= Set problem =
State how many lines in the listing below include the word "Indian", and add nothing besides the number.

= Provided records =
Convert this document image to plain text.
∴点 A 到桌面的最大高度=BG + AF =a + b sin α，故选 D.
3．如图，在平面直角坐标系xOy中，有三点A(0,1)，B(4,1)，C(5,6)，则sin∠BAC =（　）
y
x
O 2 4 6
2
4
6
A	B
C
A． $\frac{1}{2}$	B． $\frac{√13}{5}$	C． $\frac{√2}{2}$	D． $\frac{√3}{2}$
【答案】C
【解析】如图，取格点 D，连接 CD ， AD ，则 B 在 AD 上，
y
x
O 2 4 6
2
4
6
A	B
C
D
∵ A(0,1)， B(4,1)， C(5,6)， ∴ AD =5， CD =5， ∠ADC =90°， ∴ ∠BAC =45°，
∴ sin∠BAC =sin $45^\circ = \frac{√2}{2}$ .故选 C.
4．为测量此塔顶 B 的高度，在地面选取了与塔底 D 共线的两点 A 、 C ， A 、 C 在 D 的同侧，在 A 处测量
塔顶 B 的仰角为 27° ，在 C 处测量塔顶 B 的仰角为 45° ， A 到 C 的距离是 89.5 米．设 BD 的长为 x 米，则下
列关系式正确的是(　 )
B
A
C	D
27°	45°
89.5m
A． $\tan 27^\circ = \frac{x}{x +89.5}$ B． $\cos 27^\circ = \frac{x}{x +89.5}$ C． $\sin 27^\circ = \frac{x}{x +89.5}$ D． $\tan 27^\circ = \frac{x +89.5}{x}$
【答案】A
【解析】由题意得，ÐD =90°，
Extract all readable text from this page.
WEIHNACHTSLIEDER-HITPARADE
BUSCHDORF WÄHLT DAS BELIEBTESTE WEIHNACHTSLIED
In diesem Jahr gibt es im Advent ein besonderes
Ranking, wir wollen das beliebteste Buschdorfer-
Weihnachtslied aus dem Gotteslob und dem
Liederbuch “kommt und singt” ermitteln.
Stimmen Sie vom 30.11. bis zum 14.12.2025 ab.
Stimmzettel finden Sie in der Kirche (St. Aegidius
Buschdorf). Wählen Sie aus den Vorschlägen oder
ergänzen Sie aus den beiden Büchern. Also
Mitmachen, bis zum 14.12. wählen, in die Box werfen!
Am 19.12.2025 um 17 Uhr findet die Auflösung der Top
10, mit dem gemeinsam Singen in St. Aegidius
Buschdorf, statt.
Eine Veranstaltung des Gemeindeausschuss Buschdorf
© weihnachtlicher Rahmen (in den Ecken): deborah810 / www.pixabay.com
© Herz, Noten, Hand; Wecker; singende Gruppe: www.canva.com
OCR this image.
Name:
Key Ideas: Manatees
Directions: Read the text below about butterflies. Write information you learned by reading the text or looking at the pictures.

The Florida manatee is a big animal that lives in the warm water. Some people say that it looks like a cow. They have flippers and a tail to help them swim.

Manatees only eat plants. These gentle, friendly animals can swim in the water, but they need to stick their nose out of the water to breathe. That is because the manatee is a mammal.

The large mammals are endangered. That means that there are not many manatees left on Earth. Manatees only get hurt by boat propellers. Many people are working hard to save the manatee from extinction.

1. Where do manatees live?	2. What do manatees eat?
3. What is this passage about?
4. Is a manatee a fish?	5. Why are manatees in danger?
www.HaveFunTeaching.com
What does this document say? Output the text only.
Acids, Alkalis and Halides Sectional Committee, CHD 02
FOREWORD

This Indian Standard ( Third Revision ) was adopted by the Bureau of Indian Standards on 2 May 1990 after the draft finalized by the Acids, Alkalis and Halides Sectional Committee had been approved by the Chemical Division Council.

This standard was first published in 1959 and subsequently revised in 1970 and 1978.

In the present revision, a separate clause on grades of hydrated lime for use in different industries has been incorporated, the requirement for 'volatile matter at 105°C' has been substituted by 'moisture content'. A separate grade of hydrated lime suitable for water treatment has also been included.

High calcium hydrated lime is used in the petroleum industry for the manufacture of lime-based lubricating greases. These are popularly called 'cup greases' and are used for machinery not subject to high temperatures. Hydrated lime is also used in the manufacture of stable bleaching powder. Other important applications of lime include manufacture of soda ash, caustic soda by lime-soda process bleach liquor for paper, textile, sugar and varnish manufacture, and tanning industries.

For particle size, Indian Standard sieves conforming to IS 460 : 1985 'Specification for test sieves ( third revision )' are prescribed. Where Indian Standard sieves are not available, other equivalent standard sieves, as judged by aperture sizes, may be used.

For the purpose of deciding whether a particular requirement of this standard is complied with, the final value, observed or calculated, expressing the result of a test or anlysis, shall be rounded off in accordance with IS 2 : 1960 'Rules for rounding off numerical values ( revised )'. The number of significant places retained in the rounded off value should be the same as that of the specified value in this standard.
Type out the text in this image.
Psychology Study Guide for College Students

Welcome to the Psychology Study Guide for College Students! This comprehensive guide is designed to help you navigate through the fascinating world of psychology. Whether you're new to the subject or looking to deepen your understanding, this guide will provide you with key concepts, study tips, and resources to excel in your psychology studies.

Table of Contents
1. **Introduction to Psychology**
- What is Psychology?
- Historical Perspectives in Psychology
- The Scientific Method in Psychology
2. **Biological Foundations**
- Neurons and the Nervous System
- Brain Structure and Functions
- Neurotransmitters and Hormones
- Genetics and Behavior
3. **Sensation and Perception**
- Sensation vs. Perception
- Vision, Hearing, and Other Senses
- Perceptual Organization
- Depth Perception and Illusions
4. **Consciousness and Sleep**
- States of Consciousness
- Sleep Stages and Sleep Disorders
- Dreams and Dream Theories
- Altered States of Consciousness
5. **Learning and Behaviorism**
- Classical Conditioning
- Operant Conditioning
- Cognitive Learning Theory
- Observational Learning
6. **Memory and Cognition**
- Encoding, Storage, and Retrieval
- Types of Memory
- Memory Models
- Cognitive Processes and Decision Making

= Solution for this task =
2